• What is expected
Give every line again exactly as it appears, please, but not the pictures.

• Listed records
- - - - -

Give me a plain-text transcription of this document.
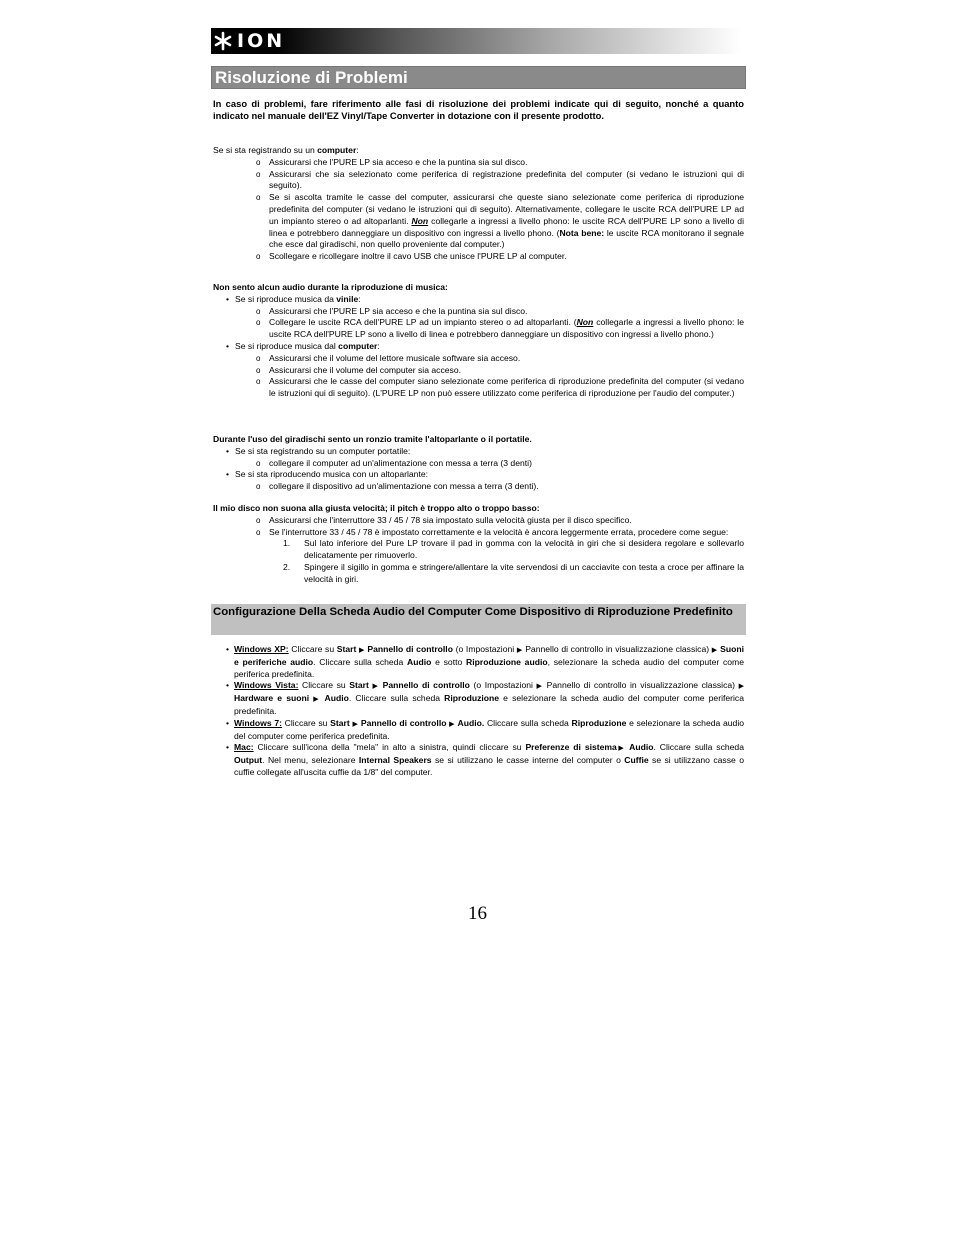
ION
Risoluzione di Problemi
In caso di problemi, fare riferimento alle fasi di risoluzione dei problemi indicate qui di seguito, nonché a quanto indicato nel manuale dell'EZ Vinyl/Tape Converter in dotazione con il presente prodotto.

Se si sta registrando su un computer:

o Assicurarsi che l'PURE LP sia acceso e che la puntina sia sul disco.
o Assicurarsi che sia selezionato come periferica di registrazione predefinita del computer (si vedano le istruzioni qui di seguito).
o Se si ascolta tramite le casse del computer, assicurarsi che queste siano selezionate come periferica di riproduzione predefinita del computer (si vedano le istruzioni qui di seguito). Alternativamente, collegare le uscite RCA dell'PURE LP ad un impianto stereo o ad altoparlanti. Non collegarle a ingressi a livello phono: le uscite RCA dell'PURE LP sono a livello di linea e potrebbero danneggiare un dispositivo con ingressi a livello phono. (Nota bene: le uscite RCA monitorano il segnale che esce dal giradischi, non quello proveniente dal computer.)
o Scollegare e ricollegare inoltre il cavo USB che unisce l'PURE LP al computer.

Non sento alcun audio durante la riproduzione di musica:

• Se si riproduce musica da vinile:
o Assicurarsi che l'PURE LP sia acceso e che la puntina sia sul disco.
o Collegare le uscite RCA dell'PURE LP ad un impianto stereo o ad altoparlanti. (Non collegarle a ingressi a livello phono: le uscite RCA dell'PURE LP sono a livello di linea e potrebbero danneggiare un dispositivo con ingressi a livello phono.)
• Se si riproduce musica dal computer:
o Assicurarsi che il volume del lettore musicale software sia acceso.
o Assicurarsi che il volume del computer sia acceso.
o Assicurarsi che le casse del computer siano selezionate come periferica di riproduzione predefinita del computer (si vedano le istruzioni qui di seguito). (L'PURE LP non può essere utilizzato come periferica di riproduzione per l'audio del computer.)

Durante l'uso del giradischi sento un ronzio tramite l'altoparlante o il portatile.

• Se si sta registrando su un computer portatile:
o collegare il computer ad un'alimentazione con messa a terra (3 denti)
• Se si sta riproducendo musica con un altoparlante:
o collegare il dispositivo ad un'alimentazione con messa a terra (3 denti).

Il mio disco non suona alla giusta velocità; il pitch è troppo alto o troppo basso:

o Assicurarsi che l'interruttore 33 / 45 / 78 sia impostato sulla velocità giusta per il disco specifico.
o Se l'interruttore 33 / 45 / 78 è impostato correttamente e la velocità è ancora leggermente errata, procedere come segue:
1. Sul lato inferiore del Pure LP trovare il pad in gomma con la velocità in giri che si desidera regolare e sollevarlo delicatamente per rimuoverlo.
2. Spingere il sigillo in gomma e stringere/allentare la vite servendosi di un cacciavite con testa a croce per affinare la velocità in giri.
Configurazione Della Scheda Audio del Computer Come Dispositivo di Riproduzione Predefinito
• Windows XP: Cliccare su Start ▶ Pannello di controllo (o Impostazioni ▶ Pannello di controllo in visualizzazione classica) ▶ Suoni e periferiche audio. Cliccare sulla scheda Audio e sotto Riproduzione audio, selezionare la scheda audio del computer come periferica predefinita.
• Windows Vista: Cliccare su Start ▶ Pannello di controllo (o Impostazioni ▶ Pannello di controllo in visualizzazione classica) ▶ Hardware e suoni ▶ Audio. Cliccare sulla scheda Riproduzione e selezionare la scheda audio del computer come periferica predefinita.
• Windows 7: Cliccare su Start ▶ Pannello di controllo ▶ Audio. Cliccare sulla scheda Riproduzione e selezionare la scheda audio del computer come periferica predefinita.
• Mac: Cliccare sull'icona della "mela" in alto a sinistra, quindi cliccare su Preferenze di sistema▶ Audio. Cliccare sulla scheda Output. Nel menu, selezionare Internal Speakers se si utilizzano le casse interne del computer o Cuffie se si utilizzano casse o cuffie collegate all'uscita cuffie da 1/8" del computer.
16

- - - - -

• Answer to the problem
Give me a plain-text transcription of this document.
ION
Risoluzione di Problemi
In caso di problemi, fare riferimento alle fasi di risoluzione dei problemi indicate qui di seguito, nonché a quanto indicato nel manuale dell'EZ Vinyl/Tape Converter in dotazione con il presente prodotto.

Se si sta registrando su un computer:

o Assicurarsi che l'PURE LP sia acceso e che la puntina sia sul disco.
o Assicurarsi che sia selezionato come periferica di registrazione predefinita del computer (si vedano le istruzioni qui di seguito).
o Se si ascolta tramite le casse del computer, assicurarsi che queste siano selezionate come periferica di riproduzione predefinita del computer (si vedano le istruzioni qui di seguito). Alternativamente, collegare le uscite RCA dell'PURE LP ad un impianto stereo o ad altoparlanti. Non collegarle a ingressi a livello phono: le uscite RCA dell'PURE LP sono a livello di linea e potrebbero danneggiare un dispositivo con ingressi a livello phono. (Nota bene: le uscite RCA monitorano il segnale che esce dal giradischi, non quello proveniente dal computer.)
o Scollegare e ricollegare inoltre il cavo USB che unisce l'PURE LP al computer.

Non sento alcun audio durante la riproduzione di musica:

• Se si riproduce musica da vinile:
o Assicurarsi che l'PURE LP sia acceso e che la puntina sia sul disco.
o Collegare le uscite RCA dell'PURE LP ad un impianto stereo o ad altoparlanti. (Non collegarle a ingressi a livello phono: le uscite RCA dell'PURE LP sono a livello di linea e potrebbero danneggiare un dispositivo con ingressi a livello phono.)
• Se si riproduce musica dal computer:
o Assicurarsi che il volume del lettore musicale software sia acceso.
o Assicurarsi che il volume del computer sia acceso.
o Assicurarsi che le casse del computer siano selezionate come periferica di riproduzione predefinita del computer (si vedano le istruzioni qui di seguito). (L'PURE LP non può essere utilizzato come periferica di riproduzione per l'audio del computer.)

Durante l'uso del giradischi sento un ronzio tramite l'altoparlante o il portatile.

• Se si sta registrando su un computer portatile:
o collegare il computer ad un'alimentazione con messa a terra (3 denti)
• Se si sta riproducendo musica con un altoparlante:
o collegare il dispositivo ad un'alimentazione con messa a terra (3 denti).

Il mio disco non suona alla giusta velocità; il pitch è troppo alto o troppo basso:

o Assicurarsi che l'interruttore 33 / 45 / 78 sia impostato sulla velocità giusta per il disco specifico.
o Se l'interruttore 33 / 45 / 78 è impostato correttamente e la velocità è ancora leggermente errata, procedere come segue:
1. Sul lato inferiore del Pure LP trovare il pad in gomma con la velocità in giri che si desidera regolare e sollevarlo delicatamente per rimuoverlo.
2. Spingere il sigillo in gomma e stringere/allentare la vite servendosi di un cacciavite con testa a croce per affinare la velocità in giri.
Configurazione Della Scheda Audio del Computer Come Dispositivo di Riproduzione Predefinito
• Windows XP: Cliccare su Start ▶ Pannello di controllo (o Impostazioni ▶ Pannello di controllo in visualizzazione classica) ▶ Suoni e periferiche audio. Cliccare sulla scheda Audio e sotto Riproduzione audio, selezionare la scheda audio del computer come periferica predefinita.
• Windows Vista: Cliccare su Start ▶ Pannello di controllo (o Impostazioni ▶ Pannello di controllo in visualizzazione classica) ▶ Hardware e suoni ▶ Audio. Cliccare sulla scheda Riproduzione e selezionare la scheda audio del computer come periferica predefinita.
• Windows 7: Cliccare su Start ▶ Pannello di controllo ▶ Audio. Cliccare sulla scheda Riproduzione e selezionare la scheda audio del computer come periferica predefinita.
• Mac: Cliccare sull'icona della "mela" in alto a sinistra, quindi cliccare su Preferenze di sistema▶ Audio. Cliccare sulla scheda Output. Nel menu, selezionare Internal Speakers se si utilizzano le casse interne del computer o Cuffie se si utilizzano casse o cuffie collegate all'uscita cuffie da 1/8" del computer.
16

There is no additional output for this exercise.